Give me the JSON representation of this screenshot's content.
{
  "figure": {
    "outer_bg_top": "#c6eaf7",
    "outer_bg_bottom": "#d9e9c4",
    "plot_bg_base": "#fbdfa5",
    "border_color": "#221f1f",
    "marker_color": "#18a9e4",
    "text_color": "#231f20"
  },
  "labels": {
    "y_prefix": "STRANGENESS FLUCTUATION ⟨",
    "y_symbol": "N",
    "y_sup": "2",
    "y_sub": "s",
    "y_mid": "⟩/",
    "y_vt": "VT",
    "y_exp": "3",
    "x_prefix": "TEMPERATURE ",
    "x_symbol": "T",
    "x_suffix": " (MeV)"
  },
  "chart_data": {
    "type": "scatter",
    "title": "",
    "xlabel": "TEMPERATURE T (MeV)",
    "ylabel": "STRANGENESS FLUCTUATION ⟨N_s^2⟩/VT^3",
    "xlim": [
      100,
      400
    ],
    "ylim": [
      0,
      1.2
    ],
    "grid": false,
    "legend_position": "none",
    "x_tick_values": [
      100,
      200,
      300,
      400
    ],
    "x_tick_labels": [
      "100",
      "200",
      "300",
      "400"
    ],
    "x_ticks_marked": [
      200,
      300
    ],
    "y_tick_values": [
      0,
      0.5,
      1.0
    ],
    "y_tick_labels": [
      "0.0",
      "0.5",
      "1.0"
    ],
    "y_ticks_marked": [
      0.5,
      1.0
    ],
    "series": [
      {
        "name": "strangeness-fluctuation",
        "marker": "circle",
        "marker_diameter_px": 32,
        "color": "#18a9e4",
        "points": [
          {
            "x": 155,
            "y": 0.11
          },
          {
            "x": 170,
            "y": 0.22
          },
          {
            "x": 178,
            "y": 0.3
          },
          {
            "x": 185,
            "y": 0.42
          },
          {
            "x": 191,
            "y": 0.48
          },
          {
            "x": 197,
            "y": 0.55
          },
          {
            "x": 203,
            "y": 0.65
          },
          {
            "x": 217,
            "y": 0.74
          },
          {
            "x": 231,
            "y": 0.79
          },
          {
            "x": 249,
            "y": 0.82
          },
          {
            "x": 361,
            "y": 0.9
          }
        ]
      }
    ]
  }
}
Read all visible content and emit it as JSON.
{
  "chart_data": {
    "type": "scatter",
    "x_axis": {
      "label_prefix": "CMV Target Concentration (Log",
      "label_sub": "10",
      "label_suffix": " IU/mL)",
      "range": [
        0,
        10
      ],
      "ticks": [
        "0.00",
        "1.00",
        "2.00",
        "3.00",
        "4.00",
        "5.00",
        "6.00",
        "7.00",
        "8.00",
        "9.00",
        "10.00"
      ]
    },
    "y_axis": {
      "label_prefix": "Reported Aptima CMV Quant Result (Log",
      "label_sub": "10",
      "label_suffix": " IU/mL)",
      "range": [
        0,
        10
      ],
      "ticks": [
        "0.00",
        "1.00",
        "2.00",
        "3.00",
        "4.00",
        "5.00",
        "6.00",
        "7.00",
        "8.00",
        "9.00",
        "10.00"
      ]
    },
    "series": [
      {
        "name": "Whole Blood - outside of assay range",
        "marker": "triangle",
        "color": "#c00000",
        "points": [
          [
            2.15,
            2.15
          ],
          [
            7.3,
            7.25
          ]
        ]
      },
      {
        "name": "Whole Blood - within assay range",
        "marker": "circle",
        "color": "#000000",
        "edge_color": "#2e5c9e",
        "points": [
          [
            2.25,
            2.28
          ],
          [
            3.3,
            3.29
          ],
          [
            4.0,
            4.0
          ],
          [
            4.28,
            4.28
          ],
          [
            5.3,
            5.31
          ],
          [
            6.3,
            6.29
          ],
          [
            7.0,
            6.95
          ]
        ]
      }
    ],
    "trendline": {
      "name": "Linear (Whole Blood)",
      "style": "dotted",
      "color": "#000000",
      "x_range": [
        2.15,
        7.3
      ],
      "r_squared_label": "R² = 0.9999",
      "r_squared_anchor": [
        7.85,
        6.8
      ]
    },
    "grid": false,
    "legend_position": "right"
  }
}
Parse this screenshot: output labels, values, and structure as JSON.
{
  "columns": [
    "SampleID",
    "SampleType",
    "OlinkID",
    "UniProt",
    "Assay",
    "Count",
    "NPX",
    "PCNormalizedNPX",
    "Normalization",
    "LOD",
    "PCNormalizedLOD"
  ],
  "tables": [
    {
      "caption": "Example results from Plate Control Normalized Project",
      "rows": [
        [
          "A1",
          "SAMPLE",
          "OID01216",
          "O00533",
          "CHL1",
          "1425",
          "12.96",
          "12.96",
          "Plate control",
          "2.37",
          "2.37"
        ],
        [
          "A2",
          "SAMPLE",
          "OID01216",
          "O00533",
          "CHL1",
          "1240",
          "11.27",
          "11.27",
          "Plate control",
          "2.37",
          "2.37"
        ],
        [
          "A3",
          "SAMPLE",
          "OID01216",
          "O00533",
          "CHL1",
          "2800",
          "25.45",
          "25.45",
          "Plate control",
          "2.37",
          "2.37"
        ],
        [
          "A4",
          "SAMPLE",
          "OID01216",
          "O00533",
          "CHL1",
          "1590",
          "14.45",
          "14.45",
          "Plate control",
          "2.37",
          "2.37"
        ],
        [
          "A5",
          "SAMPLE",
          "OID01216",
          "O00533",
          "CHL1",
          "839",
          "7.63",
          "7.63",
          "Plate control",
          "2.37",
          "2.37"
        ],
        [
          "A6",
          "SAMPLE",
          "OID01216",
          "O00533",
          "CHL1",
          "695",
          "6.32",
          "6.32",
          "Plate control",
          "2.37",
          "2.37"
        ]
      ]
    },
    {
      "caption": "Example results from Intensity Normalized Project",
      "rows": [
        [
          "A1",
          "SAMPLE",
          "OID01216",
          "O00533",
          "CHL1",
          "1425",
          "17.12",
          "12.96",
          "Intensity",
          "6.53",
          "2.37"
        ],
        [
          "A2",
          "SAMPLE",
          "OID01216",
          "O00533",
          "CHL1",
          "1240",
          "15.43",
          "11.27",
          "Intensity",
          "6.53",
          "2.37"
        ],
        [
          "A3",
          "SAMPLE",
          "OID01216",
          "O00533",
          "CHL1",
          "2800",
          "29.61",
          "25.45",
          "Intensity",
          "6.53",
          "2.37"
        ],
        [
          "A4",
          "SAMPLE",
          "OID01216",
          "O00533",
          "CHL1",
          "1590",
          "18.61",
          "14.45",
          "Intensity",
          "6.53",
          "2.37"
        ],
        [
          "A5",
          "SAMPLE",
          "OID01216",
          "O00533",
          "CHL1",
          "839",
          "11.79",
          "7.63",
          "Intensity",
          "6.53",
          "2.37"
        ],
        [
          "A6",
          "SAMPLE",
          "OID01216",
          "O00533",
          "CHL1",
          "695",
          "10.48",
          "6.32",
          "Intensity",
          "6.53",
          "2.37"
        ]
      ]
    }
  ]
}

◇ ◇ ◇ ◇

*Aim of the exercise*
Write out every entry again, keeping each line exactly the same.

*Exercise answer*
Give me the JSON representation of this screenshot's content.
{
  "figure": {
    "outer_bg_top": "#c6eaf7",
    "outer_bg_bottom": "#d9e9c4",
    "plot_bg_base": "#fbdfa5",
    "border_color": "#221f1f",
    "marker_color": "#18a9e4",
    "text_color": "#231f20"
  },
  "labels": {
    "y_prefix": "STRANGENESS FLUCTUATION ⟨",
    "y_symbol": "N",
    "y_sup": "2",
    "y_sub": "s",
    "y_mid": "⟩/",
    "y_vt": "VT",
    "y_exp": "3",
    "x_prefix": "TEMPERATURE ",
    "x_symbol": "T",
    "x_suffix": " (MeV)"
  },
  "chart_data": {
    "type": "scatter",
    "title": "",
    "xlabel": "TEMPERATURE T (MeV)",
    "ylabel": "STRANGENESS FLUCTUATION ⟨N_s^2⟩/VT^3",
    "xlim": [
      100,
      400
    ],
    "ylim": [
      0,
      1.2
    ],
    "grid": false,
    "legend_position": "none",
    "x_tick_values": [
      100,
      200,
      300,
      400
    ],
    "x_tick_labels": [
      "100",
      "200",
      "300",
      "400"
    ],
    "x_ticks_marked": [
      200,
      300
    ],
    "y_tick_values": [
      0,
      0.5,
      1.0
    ],
    "y_tick_labels": [
      "0.0",
      "0.5",
      "1.0"
    ],
    "y_ticks_marked": [
      0.5,
      1.0
    ],
    "series": [
      {
        "name": "strangeness-fluctuation",
        "marker": "circle",
        "marker_diameter_px": 32,
        "color": "#18a9e4",
        "points": [
          {
            "x": 155,
            "y": 0.11
          },
          {
            "x": 170,
            "y": 0.22
          },
          {
            "x": 178,
            "y": 0.3
          },
          {
            "x": 185,
            "y": 0.42
          },
          {
            "x": 191,
            "y": 0.48
          },
          {
            "x": 197,
            "y": 0.55
          },
          {
            "x": 203,
            "y": 0.65
          },
          {
            "x": 217,
            "y": 0.74
          },
          {
            "x": 231,
            "y": 0.79
          },
          {
            "x": 249,
            "y": 0.82
          },
          {
            "x": 361,
            "y": 0.9
          }
        ]
      }
    ]
  }
}
Read all visible content and emit it as JSON.
{
  "chart_data": {
    "type": "scatter",
    "x_axis": {
      "label_prefix": "CMV Target Concentration (Log",
      "label_sub": "10",
      "label_suffix": " IU/mL)",
      "range": [
        0,
        10
      ],
      "ticks": [
        "0.00",
        "1.00",
        "2.00",
        "3.00",
        "4.00",
        "5.00",
        "6.00",
        "7.00",
        "8.00",
        "9.00",
        "10.00"
      ]
    },
    "y_axis": {
      "label_prefix": "Reported Aptima CMV Quant Result (Log",
      "label_sub": "10",
      "label_suffix": " IU/mL)",
      "range": [
        0,
        10
      ],
      "ticks": [
        "0.00",
        "1.00",
        "2.00",
        "3.00",
        "4.00",
        "5.00",
        "6.00",
        "7.00",
        "8.00",
        "9.00",
        "10.00"
      ]
    },
    "series": [
      {
        "name": "Whole Blood - outside of assay range",
        "marker": "triangle",
        "color": "#c00000",
        "points": [
          [
            2.15,
            2.15
          ],
          [
            7.3,
            7.25
          ]
        ]
      },
      {
        "name": "Whole Blood - within assay range",
        "marker": "circle",
        "color": "#000000",
        "edge_color": "#2e5c9e",
        "points": [
          [
            2.25,
            2.28
          ],
          [
            3.3,
            3.29
          ],
          [
            4.0,
            4.0
          ],
          [
            4.28,
            4.28
          ],
          [
            5.3,
            5.31
          ],
          [
            6.3,
            6.29
          ],
          [
            7.0,
            6.95
          ]
        ]
      }
    ],
    "trendline": {
      "name": "Linear (Whole Blood)",
      "style": "dotted",
      "color": "#000000",
      "x_range": [
        2.15,
        7.3
      ],
      "r_squared_label": "R² = 0.9999",
      "r_squared_anchor": [
        7.85,
        6.8
      ]
    },
    "grid": false,
    "legend_position": "right"
  }
}
Parse this screenshot: output labels, values, and structure as JSON.
{
  "columns": [
    "SampleID",
    "SampleType",
    "OlinkID",
    "UniProt",
    "Assay",
    "Count",
    "NPX",
    "PCNormalizedNPX",
    "Normalization",
    "LOD",
    "PCNormalizedLOD"
  ],
  "tables": [
    {
      "caption": "Example results from Plate Control Normalized Project",
      "rows": [
        [
          "A1",
          "SAMPLE",
          "OID01216",
          "O00533",
          "CHL1",
          "1425",
          "12.96",
          "12.96",
          "Plate control",
          "2.37",
          "2.37"
        ],
        [
          "A2",
          "SAMPLE",
          "OID01216",
          "O00533",
          "CHL1",
          "1240",
          "11.27",
          "11.27",
          "Plate control",
          "2.37",
          "2.37"
        ],
        [
          "A3",
          "SAMPLE",
          "OID01216",
          "O00533",
          "CHL1",
          "2800",
          "25.45",
          "25.45",
          "Plate control",
          "2.37",
          "2.37"
        ],
        [
          "A4",
          "SAMPLE",
          "OID01216",
          "O00533",
          "CHL1",
          "1590",
          "14.45",
          "14.45",
          "Plate control",
          "2.37",
          "2.37"
        ],
        [
          "A5",
          "SAMPLE",
          "OID01216",
          "O00533",
          "CHL1",
          "839",
          "7.63",
          "7.63",
          "Plate control",
          "2.37",
          "2.37"
        ],
        [
          "A6",
          "SAMPLE",
          "OID01216",
          "O00533",
          "CHL1",
          "695",
          "6.32",
          "6.32",
          "Plate control",
          "2.37",
          "2.37"
        ]
      ]
    },
    {
      "caption": "Example results from Intensity Normalized Project",
      "rows": [
        [
          "A1",
          "SAMPLE",
          "OID01216",
          "O00533",
          "CHL1",
          "1425",
          "17.12",
          "12.96",
          "Intensity",
          "6.53",
          "2.37"
        ],
        [
          "A2",
          "SAMPLE",
          "OID01216",
          "O00533",
          "CHL1",
          "1240",
          "15.43",
          "11.27",
          "Intensity",
          "6.53",
          "2.37"
        ],
        [
          "A3",
          "SAMPLE",
          "OID01216",
          "O00533",
          "CHL1",
          "2800",
          "29.61",
          "25.45",
          "Intensity",
          "6.53",
          "2.37"
        ],
        [
          "A4",
          "SAMPLE",
          "OID01216",
          "O00533",
          "CHL1",
          "1590",
          "18.61",
          "14.45",
          "Intensity",
          "6.53",
          "2.37"
        ],
        [
          "A5",
          "SAMPLE",
          "OID01216",
          "O00533",
          "CHL1",
          "839",
          "11.79",
          "7.63",
          "Intensity",
          "6.53",
          "2.37"
        ],
        [
          "A6",
          "SAMPLE",
          "OID01216",
          "O00533",
          "CHL1",
          "695",
          "10.48",
          "6.32",
          "Intensity",
          "6.53",
          "2.37"
        ]
      ]
    }
  ]
}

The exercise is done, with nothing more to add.